** START Data supplied **

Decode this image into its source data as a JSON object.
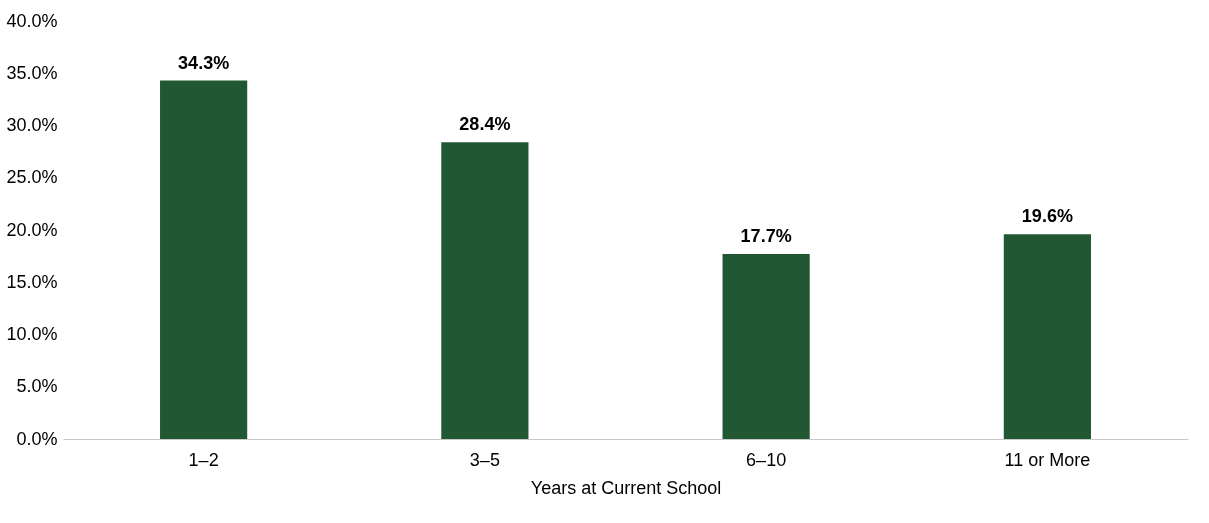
{
  "chart_data": {
    "type": "bar",
    "xlabel": "Years at Current School",
    "categories": [
      "1–2",
      "3–5",
      "6–10",
      "11 or More"
    ],
    "values": [
      34.3,
      28.4,
      17.7,
      19.6
    ],
    "value_labels": [
      "34.3%",
      "28.4%",
      "17.7%",
      "19.6%"
    ],
    "color": "#215732",
    "ylim": [
      0,
      40
    ],
    "yticks": [
      {
        "value": 0,
        "label": "0.0%"
      },
      {
        "value": 5,
        "label": "5.0%"
      },
      {
        "value": 10,
        "label": "10.0%"
      },
      {
        "value": 15,
        "label": "15.0%"
      },
      {
        "value": 20,
        "label": "20.0%"
      },
      {
        "value": 25,
        "label": "25.0%"
      },
      {
        "value": 30,
        "label": "30.0%"
      },
      {
        "value": 35,
        "label": "35.0%"
      },
      {
        "value": 40,
        "label": "40.0%"
      }
    ],
    "grid": false
  }
}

** END Data supplied **

§ **Objective**:
Do not copy the pictures, but repeat every line exactly.

§ **Reply**:
Decode this image into its source data as a JSON object.
{
  "chart_data": {
    "type": "bar",
    "xlabel": "Years at Current School",
    "categories": [
      "1–2",
      "3–5",
      "6–10",
      "11 or More"
    ],
    "values": [
      34.3,
      28.4,
      17.7,
      19.6
    ],
    "value_labels": [
      "34.3%",
      "28.4%",
      "17.7%",
      "19.6%"
    ],
    "color": "#215732",
    "ylim": [
      0,
      40
    ],
    "yticks": [
      {
        "value": 0,
        "label": "0.0%"
      },
      {
        "value": 5,
        "label": "5.0%"
      },
      {
        "value": 10,
        "label": "10.0%"
      },
      {
        "value": 15,
        "label": "15.0%"
      },
      {
        "value": 20,
        "label": "20.0%"
      },
      {
        "value": 25,
        "label": "25.0%"
      },
      {
        "value": 30,
        "label": "30.0%"
      },
      {
        "value": 35,
        "label": "35.0%"
      },
      {
        "value": 40,
        "label": "40.0%"
      }
    ],
    "grid": false
  }
}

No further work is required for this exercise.